TASK:
Repeat each line exactly as it is written.

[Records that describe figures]
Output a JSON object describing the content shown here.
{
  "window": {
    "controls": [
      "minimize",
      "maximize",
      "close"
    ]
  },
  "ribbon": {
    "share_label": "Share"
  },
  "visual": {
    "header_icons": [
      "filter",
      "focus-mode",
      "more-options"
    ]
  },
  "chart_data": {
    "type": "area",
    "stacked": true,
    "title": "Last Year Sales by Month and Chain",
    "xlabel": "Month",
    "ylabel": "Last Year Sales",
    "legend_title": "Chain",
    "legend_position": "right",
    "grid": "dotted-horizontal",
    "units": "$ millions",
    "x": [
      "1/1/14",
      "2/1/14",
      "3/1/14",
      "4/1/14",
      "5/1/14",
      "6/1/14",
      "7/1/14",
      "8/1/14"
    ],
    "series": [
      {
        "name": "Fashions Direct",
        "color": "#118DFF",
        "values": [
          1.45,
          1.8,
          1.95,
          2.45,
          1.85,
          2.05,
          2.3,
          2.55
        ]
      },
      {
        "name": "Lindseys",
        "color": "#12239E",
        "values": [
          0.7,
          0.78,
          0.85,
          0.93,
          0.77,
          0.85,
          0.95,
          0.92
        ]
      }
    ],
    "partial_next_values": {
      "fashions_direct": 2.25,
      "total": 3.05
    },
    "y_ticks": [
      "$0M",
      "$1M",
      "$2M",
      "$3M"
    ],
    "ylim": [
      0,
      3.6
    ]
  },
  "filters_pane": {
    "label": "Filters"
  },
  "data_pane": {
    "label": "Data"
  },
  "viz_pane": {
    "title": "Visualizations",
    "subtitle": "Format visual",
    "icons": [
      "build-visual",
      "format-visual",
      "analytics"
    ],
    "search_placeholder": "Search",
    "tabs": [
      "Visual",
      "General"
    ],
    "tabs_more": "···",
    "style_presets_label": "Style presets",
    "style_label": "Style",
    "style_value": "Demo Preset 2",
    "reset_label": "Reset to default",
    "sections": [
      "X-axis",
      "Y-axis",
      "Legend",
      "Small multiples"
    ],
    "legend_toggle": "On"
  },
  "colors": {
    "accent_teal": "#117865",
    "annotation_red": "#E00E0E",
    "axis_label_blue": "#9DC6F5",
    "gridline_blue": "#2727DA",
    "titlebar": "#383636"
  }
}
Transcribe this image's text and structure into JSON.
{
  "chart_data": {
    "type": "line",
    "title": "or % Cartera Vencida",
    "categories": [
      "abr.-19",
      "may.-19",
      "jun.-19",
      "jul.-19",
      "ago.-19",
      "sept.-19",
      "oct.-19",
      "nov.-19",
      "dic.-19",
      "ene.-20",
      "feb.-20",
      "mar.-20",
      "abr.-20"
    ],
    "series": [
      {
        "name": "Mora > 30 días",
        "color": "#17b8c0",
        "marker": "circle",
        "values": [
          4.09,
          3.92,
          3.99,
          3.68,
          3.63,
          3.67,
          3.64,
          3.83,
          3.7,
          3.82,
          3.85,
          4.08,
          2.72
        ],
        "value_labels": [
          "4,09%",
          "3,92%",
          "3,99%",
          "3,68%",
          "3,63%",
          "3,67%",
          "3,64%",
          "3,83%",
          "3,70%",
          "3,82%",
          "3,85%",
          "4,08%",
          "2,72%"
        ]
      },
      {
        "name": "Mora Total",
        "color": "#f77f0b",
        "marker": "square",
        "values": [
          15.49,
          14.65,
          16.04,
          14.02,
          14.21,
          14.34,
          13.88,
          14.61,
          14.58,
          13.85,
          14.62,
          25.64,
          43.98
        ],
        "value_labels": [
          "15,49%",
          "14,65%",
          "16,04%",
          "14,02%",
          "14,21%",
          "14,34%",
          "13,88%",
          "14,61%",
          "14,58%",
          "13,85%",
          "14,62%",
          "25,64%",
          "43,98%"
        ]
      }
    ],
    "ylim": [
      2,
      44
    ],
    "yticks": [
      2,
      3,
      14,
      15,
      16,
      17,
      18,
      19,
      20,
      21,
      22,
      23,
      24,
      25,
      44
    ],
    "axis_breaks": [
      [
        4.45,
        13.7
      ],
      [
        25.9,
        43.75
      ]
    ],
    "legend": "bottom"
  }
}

ANSWER TO THE TASK:
Output a JSON object describing the content shown here.
{
  "window": {
    "controls": [
      "minimize",
      "maximize",
      "close"
    ]
  },
  "ribbon": {
    "share_label": "Share"
  },
  "visual": {
    "header_icons": [
      "filter",
      "focus-mode",
      "more-options"
    ]
  },
  "chart_data": {
    "type": "area",
    "stacked": true,
    "title": "Last Year Sales by Month and Chain",
    "xlabel": "Month",
    "ylabel": "Last Year Sales",
    "legend_title": "Chain",
    "legend_position": "right",
    "grid": "dotted-horizontal",
    "units": "$ millions",
    "x": [
      "1/1/14",
      "2/1/14",
      "3/1/14",
      "4/1/14",
      "5/1/14",
      "6/1/14",
      "7/1/14",
      "8/1/14"
    ],
    "series": [
      {
        "name": "Fashions Direct",
        "color": "#118DFF",
        "values": [
          1.45,
          1.8,
          1.95,
          2.45,
          1.85,
          2.05,
          2.3,
          2.55
        ]
      },
      {
        "name": "Lindseys",
        "color": "#12239E",
        "values": [
          0.7,
          0.78,
          0.85,
          0.93,
          0.77,
          0.85,
          0.95,
          0.92
        ]
      }
    ],
    "partial_next_values": {
      "fashions_direct": 2.25,
      "total": 3.05
    },
    "y_ticks": [
      "$0M",
      "$1M",
      "$2M",
      "$3M"
    ],
    "ylim": [
      0,
      3.6
    ]
  },
  "filters_pane": {
    "label": "Filters"
  },
  "data_pane": {
    "label": "Data"
  },
  "viz_pane": {
    "title": "Visualizations",
    "subtitle": "Format visual",
    "icons": [
      "build-visual",
      "format-visual",
      "analytics"
    ],
    "search_placeholder": "Search",
    "tabs": [
      "Visual",
      "General"
    ],
    "tabs_more": "···",
    "style_presets_label": "Style presets",
    "style_label": "Style",
    "style_value": "Demo Preset 2",
    "reset_label": "Reset to default",
    "sections": [
      "X-axis",
      "Y-axis",
      "Legend",
      "Small multiples"
    ],
    "legend_toggle": "On"
  },
  "colors": {
    "accent_teal": "#117865",
    "annotation_red": "#E00E0E",
    "axis_label_blue": "#9DC6F5",
    "gridline_blue": "#2727DA",
    "titlebar": "#383636"
  }
}
Transcribe this image's text and structure into JSON.
{
  "chart_data": {
    "type": "line",
    "title": "or % Cartera Vencida",
    "categories": [
      "abr.-19",
      "may.-19",
      "jun.-19",
      "jul.-19",
      "ago.-19",
      "sept.-19",
      "oct.-19",
      "nov.-19",
      "dic.-19",
      "ene.-20",
      "feb.-20",
      "mar.-20",
      "abr.-20"
    ],
    "series": [
      {
        "name": "Mora > 30 días",
        "color": "#17b8c0",
        "marker": "circle",
        "values": [
          4.09,
          3.92,
          3.99,
          3.68,
          3.63,
          3.67,
          3.64,
          3.83,
          3.7,
          3.82,
          3.85,
          4.08,
          2.72
        ],
        "value_labels": [
          "4,09%",
          "3,92%",
          "3,99%",
          "3,68%",
          "3,63%",
          "3,67%",
          "3,64%",
          "3,83%",
          "3,70%",
          "3,82%",
          "3,85%",
          "4,08%",
          "2,72%"
        ]
      },
      {
        "name": "Mora Total",
        "color": "#f77f0b",
        "marker": "square",
        "values": [
          15.49,
          14.65,
          16.04,
          14.02,
          14.21,
          14.34,
          13.88,
          14.61,
          14.58,
          13.85,
          14.62,
          25.64,
          43.98
        ],
        "value_labels": [
          "15,49%",
          "14,65%",
          "16,04%",
          "14,02%",
          "14,21%",
          "14,34%",
          "13,88%",
          "14,61%",
          "14,58%",
          "13,85%",
          "14,62%",
          "25,64%",
          "43,98%"
        ]
      }
    ],
    "ylim": [
      2,
      44
    ],
    "yticks": [
      2,
      3,
      14,
      15,
      16,
      17,
      18,
      19,
      20,
      21,
      22,
      23,
      24,
      25,
      44
    ],
    "axis_breaks": [
      [
        4.45,
        13.7
      ],
      [
        25.9,
        43.75
      ]
    ],
    "legend": "bottom"
  }
}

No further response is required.